◆ Instructions for the task:
Whenever a line of the data below holds the string "Total", copy that line.

◆ Records to use:
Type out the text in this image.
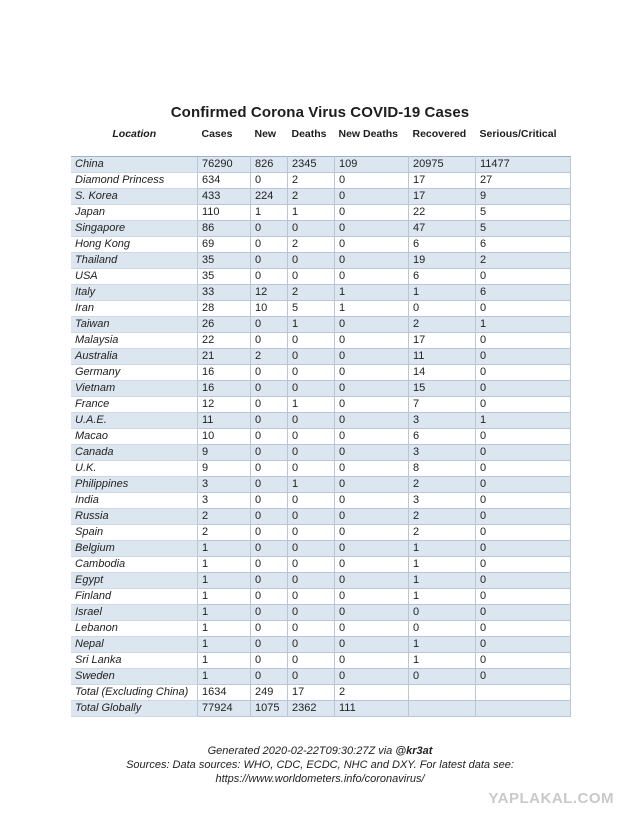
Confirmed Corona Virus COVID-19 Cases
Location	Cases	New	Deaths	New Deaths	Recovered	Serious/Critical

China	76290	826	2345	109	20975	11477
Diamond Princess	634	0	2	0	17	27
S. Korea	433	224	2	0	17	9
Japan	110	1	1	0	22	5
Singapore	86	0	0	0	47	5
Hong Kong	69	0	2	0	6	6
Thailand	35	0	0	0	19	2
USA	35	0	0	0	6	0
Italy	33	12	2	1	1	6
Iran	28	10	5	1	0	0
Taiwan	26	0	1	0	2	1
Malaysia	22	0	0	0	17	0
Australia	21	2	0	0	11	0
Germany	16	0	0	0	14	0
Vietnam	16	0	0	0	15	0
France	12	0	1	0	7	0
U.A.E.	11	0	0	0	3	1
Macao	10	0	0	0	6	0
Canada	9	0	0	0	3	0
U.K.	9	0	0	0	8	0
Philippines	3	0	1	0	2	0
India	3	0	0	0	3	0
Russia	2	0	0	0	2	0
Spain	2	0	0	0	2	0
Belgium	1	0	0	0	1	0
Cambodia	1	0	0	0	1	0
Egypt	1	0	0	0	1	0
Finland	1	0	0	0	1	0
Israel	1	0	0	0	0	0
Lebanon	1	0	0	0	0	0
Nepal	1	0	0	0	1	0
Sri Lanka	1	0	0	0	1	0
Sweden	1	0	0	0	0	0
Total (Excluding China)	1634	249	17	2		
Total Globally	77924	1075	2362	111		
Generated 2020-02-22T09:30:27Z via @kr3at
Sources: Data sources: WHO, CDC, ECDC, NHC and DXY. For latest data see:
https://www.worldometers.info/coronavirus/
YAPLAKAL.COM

◆ Expected answer:
Total (Excluding China)	1634	249	17	2		
Total Globally	77924	1075	2362	111		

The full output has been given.